==== DATASET ENTRIES ====

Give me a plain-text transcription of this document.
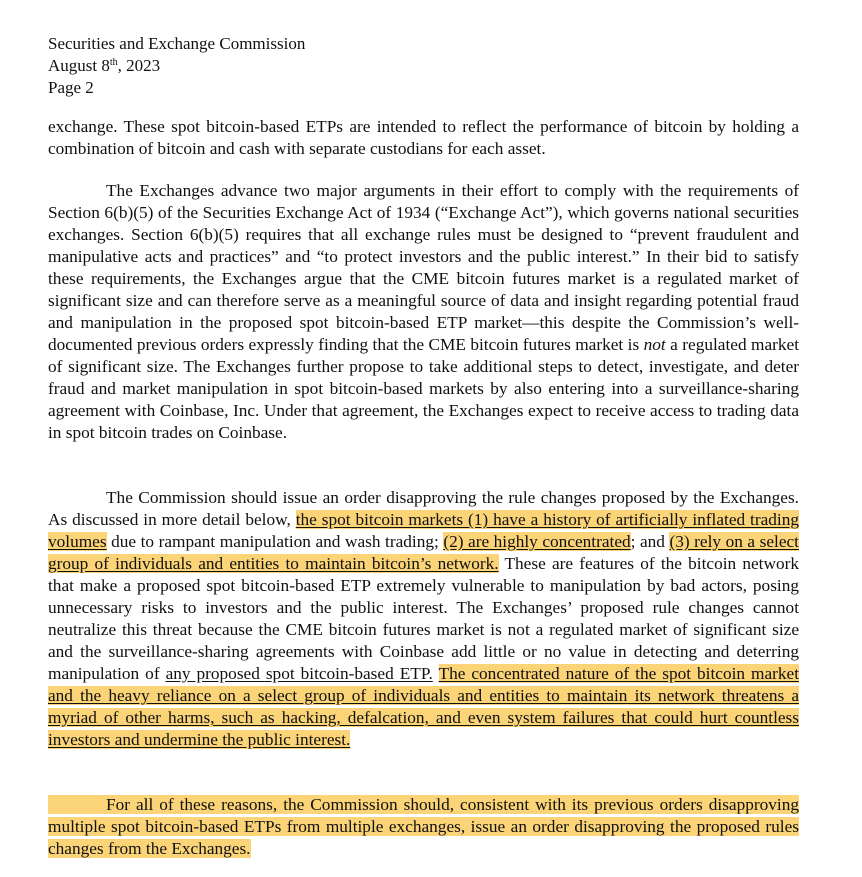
Securities and Exchange Commission
August 8th, 2023
Page 2

exchange. These spot bitcoin-based ETPs are intended to reflect the performance of bitcoin by holding a combination of bitcoin and cash with separate custodians for each asset.

The Exchanges advance two major arguments in their effort to comply with the requirements of Section 6(b)(5) of the Securities Exchange Act of 1934 (“Exchange Act”), which governs national securities exchanges. Section 6(b)(5) requires that all exchange rules must be designed to “prevent fraudulent and manipulative acts and practices” and “to protect investors and the public interest.” In their bid to satisfy these requirements, the Exchanges argue that the CME bitcoin futures market is a regulated market of significant size and can therefore serve as a meaningful source of data and insight regarding potential fraud and manipulation in the proposed spot bitcoin-based ETP market—this despite the Commission’s well-documented previous orders expressly finding that the CME bitcoin futures market is not a regulated market of significant size. The Exchanges further propose to take additional steps to detect, investigate, and deter fraud and market manipulation in spot bitcoin-based markets by also entering into a surveillance-sharing agreement with Coinbase, Inc. Under that agreement, the Exchanges expect to receive access to trading data in spot bitcoin trades on Coinbase.

The Commission should issue an order disapproving the rule changes proposed by the Exchanges. As discussed in more detail below, the spot bitcoin markets (1) have a history of artificially inflated trading volumes due to rampant manipulation and wash trading; (2) are highly concentrated; and (3) rely on a select group of individuals and entities to maintain bitcoin’s network. These are features of the bitcoin network that make a proposed spot bitcoin-based ETP extremely vulnerable to manipulation by bad actors, posing unnecessary risks to investors and the public interest. The Exchanges’ proposed rule changes cannot neutralize this threat because the CME bitcoin futures market is not a regulated market of significant size and the surveillance-sharing agreements with Coinbase add little or no value in detecting and deterring manipulation of any proposed spot bitcoin-based ETP. The concentrated nature of the spot bitcoin market and the heavy reliance on a select group of individuals and entities to maintain its network threatens a myriad of other harms, such as hacking, defalcation, and even system failures that could hurt countless investors and undermine the public interest.

For all of these reasons, the Commission should, consistent with its previous orders disapproving multiple spot bitcoin-based ETPs from multiple exchanges, issue an order disapproving the proposed rules changes from the Exchanges.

====

__PROBLEM TO WORK ON__. Copy every line in the listing above where the string "rules" turns up.

__EXERCISE SOLUTION__.
The Exchanges advance two major arguments in their effort to comply with the requirements of Section 6(b)(5) of the Securities Exchange Act of 1934 (“Exchange Act”), which governs national securities exchanges. Section 6(b)(5) requires that all exchange rules must be designed to “prevent fraudulent and manipulative acts and practices” and “to protect investors and the public interest.” In their bid to satisfy these requirements, the Exchanges argue that the CME bitcoin futures market is a regulated market of significant size and can therefore serve as a meaningful source of data and insight regarding potential fraud and manipulation in the proposed spot bitcoin-based ETP market—this despite the Commission’s well-documented previous orders expressly finding that the CME bitcoin futures market is not a regulated market of significant size. The Exchanges further propose to take additional steps to detect, investigate, and deter fraud and market manipulation in spot bitcoin-based markets by also entering into a surveillance-sharing agreement with Coinbase, Inc. Under that agreement, the Exchanges expect to receive access to trading data in spot bitcoin trades on Coinbase.
For all of these reasons, the Commission should, consistent with its previous orders disapproving multiple spot bitcoin-based ETPs from multiple exchanges, issue an order disapproving the proposed rules changes from the Exchanges.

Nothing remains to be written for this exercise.